Exercise details >> Restate the full set of records exactly, word for word.

--- start ---

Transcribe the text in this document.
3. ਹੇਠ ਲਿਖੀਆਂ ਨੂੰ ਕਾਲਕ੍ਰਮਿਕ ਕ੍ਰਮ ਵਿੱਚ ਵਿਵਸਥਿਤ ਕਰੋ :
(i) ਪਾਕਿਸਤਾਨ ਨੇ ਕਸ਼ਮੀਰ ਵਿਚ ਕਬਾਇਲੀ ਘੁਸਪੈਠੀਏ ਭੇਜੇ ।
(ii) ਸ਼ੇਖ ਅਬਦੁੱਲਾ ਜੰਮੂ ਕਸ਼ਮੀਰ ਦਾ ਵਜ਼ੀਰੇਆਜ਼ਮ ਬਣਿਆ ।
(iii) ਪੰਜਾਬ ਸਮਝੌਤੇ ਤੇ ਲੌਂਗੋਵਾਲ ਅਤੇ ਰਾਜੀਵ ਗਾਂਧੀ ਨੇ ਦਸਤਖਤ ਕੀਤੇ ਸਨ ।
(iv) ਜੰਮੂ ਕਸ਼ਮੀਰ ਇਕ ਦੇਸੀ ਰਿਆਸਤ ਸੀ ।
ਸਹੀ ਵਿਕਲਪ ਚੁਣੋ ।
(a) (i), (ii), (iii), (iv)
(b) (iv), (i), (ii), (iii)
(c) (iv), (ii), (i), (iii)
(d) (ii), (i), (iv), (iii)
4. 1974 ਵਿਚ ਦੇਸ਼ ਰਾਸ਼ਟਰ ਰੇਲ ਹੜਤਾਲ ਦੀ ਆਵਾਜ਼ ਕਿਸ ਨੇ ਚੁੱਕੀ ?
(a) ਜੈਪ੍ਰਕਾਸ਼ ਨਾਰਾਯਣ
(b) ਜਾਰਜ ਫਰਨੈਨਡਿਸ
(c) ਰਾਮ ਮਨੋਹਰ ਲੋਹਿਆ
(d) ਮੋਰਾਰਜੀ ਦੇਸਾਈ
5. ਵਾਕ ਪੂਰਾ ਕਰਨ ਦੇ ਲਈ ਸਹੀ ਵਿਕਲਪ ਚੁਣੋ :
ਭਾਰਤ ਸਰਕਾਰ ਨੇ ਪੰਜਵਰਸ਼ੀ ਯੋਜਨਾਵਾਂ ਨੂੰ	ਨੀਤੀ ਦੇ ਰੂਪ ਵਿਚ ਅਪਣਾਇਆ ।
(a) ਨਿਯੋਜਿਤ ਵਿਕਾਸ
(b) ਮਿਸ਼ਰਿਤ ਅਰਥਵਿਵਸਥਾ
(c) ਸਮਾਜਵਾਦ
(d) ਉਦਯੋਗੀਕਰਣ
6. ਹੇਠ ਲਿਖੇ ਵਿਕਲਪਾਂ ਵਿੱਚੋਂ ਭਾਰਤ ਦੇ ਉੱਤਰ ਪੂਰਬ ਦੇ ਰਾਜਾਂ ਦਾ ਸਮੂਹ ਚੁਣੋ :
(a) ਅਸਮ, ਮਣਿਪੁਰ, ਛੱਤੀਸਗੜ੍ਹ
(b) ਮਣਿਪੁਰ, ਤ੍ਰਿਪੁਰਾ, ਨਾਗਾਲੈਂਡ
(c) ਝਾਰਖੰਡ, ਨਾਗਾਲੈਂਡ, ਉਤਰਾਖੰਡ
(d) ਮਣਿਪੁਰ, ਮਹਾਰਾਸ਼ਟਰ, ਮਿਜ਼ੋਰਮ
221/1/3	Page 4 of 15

--- end ---

Solution to the problem >>
Transcribe the text in this document.
3. ਹੇਠ ਲਿਖੀਆਂ ਨੂੰ ਕਾਲਕ੍ਰਮਿਕ ਕ੍ਰਮ ਵਿੱਚ ਵਿਵਸਥਿਤ ਕਰੋ :
(i) ਪਾਕਿਸਤਾਨ ਨੇ ਕਸ਼ਮੀਰ ਵਿਚ ਕਬਾਇਲੀ ਘੁਸਪੈਠੀਏ ਭੇਜੇ ।
(ii) ਸ਼ੇਖ ਅਬਦੁੱਲਾ ਜੰਮੂ ਕਸ਼ਮੀਰ ਦਾ ਵਜ਼ੀਰੇਆਜ਼ਮ ਬਣਿਆ ।
(iii) ਪੰਜਾਬ ਸਮਝੌਤੇ ਤੇ ਲੌਂਗੋਵਾਲ ਅਤੇ ਰਾਜੀਵ ਗਾਂਧੀ ਨੇ ਦਸਤਖਤ ਕੀਤੇ ਸਨ ।
(iv) ਜੰਮੂ ਕਸ਼ਮੀਰ ਇਕ ਦੇਸੀ ਰਿਆਸਤ ਸੀ ।
ਸਹੀ ਵਿਕਲਪ ਚੁਣੋ ।
(a) (i), (ii), (iii), (iv)
(b) (iv), (i), (ii), (iii)
(c) (iv), (ii), (i), (iii)
(d) (ii), (i), (iv), (iii)
4. 1974 ਵਿਚ ਦੇਸ਼ ਰਾਸ਼ਟਰ ਰੇਲ ਹੜਤਾਲ ਦੀ ਆਵਾਜ਼ ਕਿਸ ਨੇ ਚੁੱਕੀ ?
(a) ਜੈਪ੍ਰਕਾਸ਼ ਨਾਰਾਯਣ
(b) ਜਾਰਜ ਫਰਨੈਨਡਿਸ
(c) ਰਾਮ ਮਨੋਹਰ ਲੋਹਿਆ
(d) ਮੋਰਾਰਜੀ ਦੇਸਾਈ
5. ਵਾਕ ਪੂਰਾ ਕਰਨ ਦੇ ਲਈ ਸਹੀ ਵਿਕਲਪ ਚੁਣੋ :
ਭਾਰਤ ਸਰਕਾਰ ਨੇ ਪੰਜਵਰਸ਼ੀ ਯੋਜਨਾਵਾਂ ਨੂੰ	ਨੀਤੀ ਦੇ ਰੂਪ ਵਿਚ ਅਪਣਾਇਆ ।
(a) ਨਿਯੋਜਿਤ ਵਿਕਾਸ
(b) ਮਿਸ਼ਰਿਤ ਅਰਥਵਿਵਸਥਾ
(c) ਸਮਾਜਵਾਦ
(d) ਉਦਯੋਗੀਕਰਣ
6. ਹੇਠ ਲਿਖੇ ਵਿਕਲਪਾਂ ਵਿੱਚੋਂ ਭਾਰਤ ਦੇ ਉੱਤਰ ਪੂਰਬ ਦੇ ਰਾਜਾਂ ਦਾ ਸਮੂਹ ਚੁਣੋ :
(a) ਅਸਮ, ਮਣਿਪੁਰ, ਛੱਤੀਸਗੜ੍ਹ
(b) ਮਣਿਪੁਰ, ਤ੍ਰਿਪੁਰਾ, ਨਾਗਾਲੈਂਡ
(c) ਝਾਰਖੰਡ, ਨਾਗਾਲੈਂਡ, ਉਤਰਾਖੰਡ
(d) ਮਣਿਪੁਰ, ਮਹਾਰਾਸ਼ਟਰ, ਮਿਜ਼ੋਰਮ
221/1/3	Page 4 of 15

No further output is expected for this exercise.